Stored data
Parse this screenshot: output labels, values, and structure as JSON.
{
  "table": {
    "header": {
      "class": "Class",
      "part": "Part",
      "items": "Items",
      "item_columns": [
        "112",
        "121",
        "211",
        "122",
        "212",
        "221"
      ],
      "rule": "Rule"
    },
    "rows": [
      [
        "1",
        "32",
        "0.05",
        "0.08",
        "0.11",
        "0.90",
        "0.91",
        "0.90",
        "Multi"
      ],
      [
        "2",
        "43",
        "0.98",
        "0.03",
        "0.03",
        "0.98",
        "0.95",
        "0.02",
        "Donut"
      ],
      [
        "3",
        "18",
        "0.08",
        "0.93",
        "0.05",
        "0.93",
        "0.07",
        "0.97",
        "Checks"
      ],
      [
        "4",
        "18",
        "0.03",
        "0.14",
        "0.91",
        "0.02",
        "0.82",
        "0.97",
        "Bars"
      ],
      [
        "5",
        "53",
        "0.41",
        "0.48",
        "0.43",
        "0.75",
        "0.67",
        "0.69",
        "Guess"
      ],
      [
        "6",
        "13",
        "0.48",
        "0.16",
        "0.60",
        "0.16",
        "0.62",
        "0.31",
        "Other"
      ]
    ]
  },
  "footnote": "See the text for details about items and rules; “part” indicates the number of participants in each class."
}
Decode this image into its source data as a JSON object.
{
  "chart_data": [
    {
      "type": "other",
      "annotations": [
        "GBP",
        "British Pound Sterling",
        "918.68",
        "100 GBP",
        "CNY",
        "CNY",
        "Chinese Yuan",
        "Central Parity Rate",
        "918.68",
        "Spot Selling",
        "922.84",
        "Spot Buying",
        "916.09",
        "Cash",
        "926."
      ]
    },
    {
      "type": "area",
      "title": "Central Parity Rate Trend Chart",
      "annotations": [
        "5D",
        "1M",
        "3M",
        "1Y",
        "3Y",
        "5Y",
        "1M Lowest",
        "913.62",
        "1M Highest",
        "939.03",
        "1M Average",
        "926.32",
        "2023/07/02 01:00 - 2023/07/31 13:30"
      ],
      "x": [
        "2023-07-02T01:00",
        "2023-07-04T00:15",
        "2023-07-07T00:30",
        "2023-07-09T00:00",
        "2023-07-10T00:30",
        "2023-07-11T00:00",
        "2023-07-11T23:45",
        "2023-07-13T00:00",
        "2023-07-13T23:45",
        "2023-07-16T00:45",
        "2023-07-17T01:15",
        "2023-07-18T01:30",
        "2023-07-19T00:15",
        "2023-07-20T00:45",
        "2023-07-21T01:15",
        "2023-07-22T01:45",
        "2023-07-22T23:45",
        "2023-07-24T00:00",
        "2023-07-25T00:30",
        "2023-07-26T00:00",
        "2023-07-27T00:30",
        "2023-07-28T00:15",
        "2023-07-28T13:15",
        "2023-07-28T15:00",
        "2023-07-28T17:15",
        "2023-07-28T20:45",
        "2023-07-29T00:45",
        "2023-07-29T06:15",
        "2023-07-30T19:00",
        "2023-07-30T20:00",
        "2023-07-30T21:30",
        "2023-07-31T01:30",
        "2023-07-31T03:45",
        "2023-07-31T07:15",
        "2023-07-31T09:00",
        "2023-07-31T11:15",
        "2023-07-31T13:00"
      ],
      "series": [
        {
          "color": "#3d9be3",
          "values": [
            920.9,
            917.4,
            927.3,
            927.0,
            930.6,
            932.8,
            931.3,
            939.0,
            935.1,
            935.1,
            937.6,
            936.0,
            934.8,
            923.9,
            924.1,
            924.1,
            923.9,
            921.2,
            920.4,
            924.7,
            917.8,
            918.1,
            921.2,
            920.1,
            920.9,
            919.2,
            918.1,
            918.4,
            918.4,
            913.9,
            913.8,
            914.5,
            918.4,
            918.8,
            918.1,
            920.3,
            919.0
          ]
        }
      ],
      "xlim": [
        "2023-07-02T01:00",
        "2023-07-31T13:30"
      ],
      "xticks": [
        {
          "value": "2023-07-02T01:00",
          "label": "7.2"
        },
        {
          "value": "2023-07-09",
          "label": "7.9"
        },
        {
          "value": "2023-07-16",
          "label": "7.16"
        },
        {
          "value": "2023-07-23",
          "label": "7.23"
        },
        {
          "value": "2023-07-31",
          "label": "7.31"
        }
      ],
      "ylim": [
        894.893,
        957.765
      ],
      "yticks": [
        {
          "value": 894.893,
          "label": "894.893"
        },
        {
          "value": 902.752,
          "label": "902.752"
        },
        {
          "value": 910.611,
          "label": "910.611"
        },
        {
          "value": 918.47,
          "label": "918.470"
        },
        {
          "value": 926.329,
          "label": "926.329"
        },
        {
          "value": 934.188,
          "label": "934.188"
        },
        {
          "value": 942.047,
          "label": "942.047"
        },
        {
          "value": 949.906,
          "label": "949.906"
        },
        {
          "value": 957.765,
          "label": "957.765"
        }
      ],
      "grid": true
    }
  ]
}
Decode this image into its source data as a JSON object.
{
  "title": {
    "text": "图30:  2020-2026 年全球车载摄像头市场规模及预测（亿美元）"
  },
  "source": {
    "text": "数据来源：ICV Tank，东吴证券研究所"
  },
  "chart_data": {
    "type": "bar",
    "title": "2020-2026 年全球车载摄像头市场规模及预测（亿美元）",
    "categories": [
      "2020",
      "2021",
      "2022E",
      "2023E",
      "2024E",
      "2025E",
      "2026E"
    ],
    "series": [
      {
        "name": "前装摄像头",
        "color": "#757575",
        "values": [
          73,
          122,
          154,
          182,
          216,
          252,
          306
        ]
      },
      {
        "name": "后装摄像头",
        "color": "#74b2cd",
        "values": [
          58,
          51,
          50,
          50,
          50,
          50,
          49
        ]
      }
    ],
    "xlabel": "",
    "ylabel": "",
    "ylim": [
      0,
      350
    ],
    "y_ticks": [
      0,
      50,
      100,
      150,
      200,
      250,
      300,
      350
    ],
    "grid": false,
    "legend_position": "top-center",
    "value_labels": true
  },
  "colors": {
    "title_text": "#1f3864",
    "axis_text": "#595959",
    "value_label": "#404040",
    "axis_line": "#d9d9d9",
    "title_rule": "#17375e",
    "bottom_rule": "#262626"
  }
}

» **Set exercise**
Your task is to transcribe the listing above in full, exactly as given.

» **Task response**
Parse this screenshot: output labels, values, and structure as JSON.
{
  "table": {
    "header": {
      "class": "Class",
      "part": "Part",
      "items": "Items",
      "item_columns": [
        "112",
        "121",
        "211",
        "122",
        "212",
        "221"
      ],
      "rule": "Rule"
    },
    "rows": [
      [
        "1",
        "32",
        "0.05",
        "0.08",
        "0.11",
        "0.90",
        "0.91",
        "0.90",
        "Multi"
      ],
      [
        "2",
        "43",
        "0.98",
        "0.03",
        "0.03",
        "0.98",
        "0.95",
        "0.02",
        "Donut"
      ],
      [
        "3",
        "18",
        "0.08",
        "0.93",
        "0.05",
        "0.93",
        "0.07",
        "0.97",
        "Checks"
      ],
      [
        "4",
        "18",
        "0.03",
        "0.14",
        "0.91",
        "0.02",
        "0.82",
        "0.97",
        "Bars"
      ],
      [
        "5",
        "53",
        "0.41",
        "0.48",
        "0.43",
        "0.75",
        "0.67",
        "0.69",
        "Guess"
      ],
      [
        "6",
        "13",
        "0.48",
        "0.16",
        "0.60",
        "0.16",
        "0.62",
        "0.31",
        "Other"
      ]
    ]
  },
  "footnote": "See the text for details about items and rules; “part” indicates the number of participants in each class."
}
Decode this image into its source data as a JSON object.
{
  "chart_data": [
    {
      "type": "other",
      "annotations": [
        "GBP",
        "British Pound Sterling",
        "918.68",
        "100 GBP",
        "CNY",
        "CNY",
        "Chinese Yuan",
        "Central Parity Rate",
        "918.68",
        "Spot Selling",
        "922.84",
        "Spot Buying",
        "916.09",
        "Cash",
        "926."
      ]
    },
    {
      "type": "area",
      "title": "Central Parity Rate Trend Chart",
      "annotations": [
        "5D",
        "1M",
        "3M",
        "1Y",
        "3Y",
        "5Y",
        "1M Lowest",
        "913.62",
        "1M Highest",
        "939.03",
        "1M Average",
        "926.32",
        "2023/07/02 01:00 - 2023/07/31 13:30"
      ],
      "x": [
        "2023-07-02T01:00",
        "2023-07-04T00:15",
        "2023-07-07T00:30",
        "2023-07-09T00:00",
        "2023-07-10T00:30",
        "2023-07-11T00:00",
        "2023-07-11T23:45",
        "2023-07-13T00:00",
        "2023-07-13T23:45",
        "2023-07-16T00:45",
        "2023-07-17T01:15",
        "2023-07-18T01:30",
        "2023-07-19T00:15",
        "2023-07-20T00:45",
        "2023-07-21T01:15",
        "2023-07-22T01:45",
        "2023-07-22T23:45",
        "2023-07-24T00:00",
        "2023-07-25T00:30",
        "2023-07-26T00:00",
        "2023-07-27T00:30",
        "2023-07-28T00:15",
        "2023-07-28T13:15",
        "2023-07-28T15:00",
        "2023-07-28T17:15",
        "2023-07-28T20:45",
        "2023-07-29T00:45",
        "2023-07-29T06:15",
        "2023-07-30T19:00",
        "2023-07-30T20:00",
        "2023-07-30T21:30",
        "2023-07-31T01:30",
        "2023-07-31T03:45",
        "2023-07-31T07:15",
        "2023-07-31T09:00",
        "2023-07-31T11:15",
        "2023-07-31T13:00"
      ],
      "series": [
        {
          "color": "#3d9be3",
          "values": [
            920.9,
            917.4,
            927.3,
            927.0,
            930.6,
            932.8,
            931.3,
            939.0,
            935.1,
            935.1,
            937.6,
            936.0,
            934.8,
            923.9,
            924.1,
            924.1,
            923.9,
            921.2,
            920.4,
            924.7,
            917.8,
            918.1,
            921.2,
            920.1,
            920.9,
            919.2,
            918.1,
            918.4,
            918.4,
            913.9,
            913.8,
            914.5,
            918.4,
            918.8,
            918.1,
            920.3,
            919.0
          ]
        }
      ],
      "xlim": [
        "2023-07-02T01:00",
        "2023-07-31T13:30"
      ],
      "xticks": [
        {
          "value": "2023-07-02T01:00",
          "label": "7.2"
        },
        {
          "value": "2023-07-09",
          "label": "7.9"
        },
        {
          "value": "2023-07-16",
          "label": "7.16"
        },
        {
          "value": "2023-07-23",
          "label": "7.23"
        },
        {
          "value": "2023-07-31",
          "label": "7.31"
        }
      ],
      "ylim": [
        894.893,
        957.765
      ],
      "yticks": [
        {
          "value": 894.893,
          "label": "894.893"
        },
        {
          "value": 902.752,
          "label": "902.752"
        },
        {
          "value": 910.611,
          "label": "910.611"
        },
        {
          "value": 918.47,
          "label": "918.470"
        },
        {
          "value": 926.329,
          "label": "926.329"
        },
        {
          "value": 934.188,
          "label": "934.188"
        },
        {
          "value": 942.047,
          "label": "942.047"
        },
        {
          "value": 949.906,
          "label": "949.906"
        },
        {
          "value": 957.765,
          "label": "957.765"
        }
      ],
      "grid": true
    }
  ]
}
Decode this image into its source data as a JSON object.
{
  "title": {
    "text": "图30:  2020-2026 年全球车载摄像头市场规模及预测（亿美元）"
  },
  "source": {
    "text": "数据来源：ICV Tank，东吴证券研究所"
  },
  "chart_data": {
    "type": "bar",
    "title": "2020-2026 年全球车载摄像头市场规模及预测（亿美元）",
    "categories": [
      "2020",
      "2021",
      "2022E",
      "2023E",
      "2024E",
      "2025E",
      "2026E"
    ],
    "series": [
      {
        "name": "前装摄像头",
        "color": "#757575",
        "values": [
          73,
          122,
          154,
          182,
          216,
          252,
          306
        ]
      },
      {
        "name": "后装摄像头",
        "color": "#74b2cd",
        "values": [
          58,
          51,
          50,
          50,
          50,
          50,
          49
        ]
      }
    ],
    "xlabel": "",
    "ylabel": "",
    "ylim": [
      0,
      350
    ],
    "y_ticks": [
      0,
      50,
      100,
      150,
      200,
      250,
      300,
      350
    ],
    "grid": false,
    "legend_position": "top-center",
    "value_labels": true
  },
  "colors": {
    "title_text": "#1f3864",
    "axis_text": "#595959",
    "value_label": "#404040",
    "axis_line": "#d9d9d9",
    "title_rule": "#17375e",
    "bottom_rule": "#262626"
  }
}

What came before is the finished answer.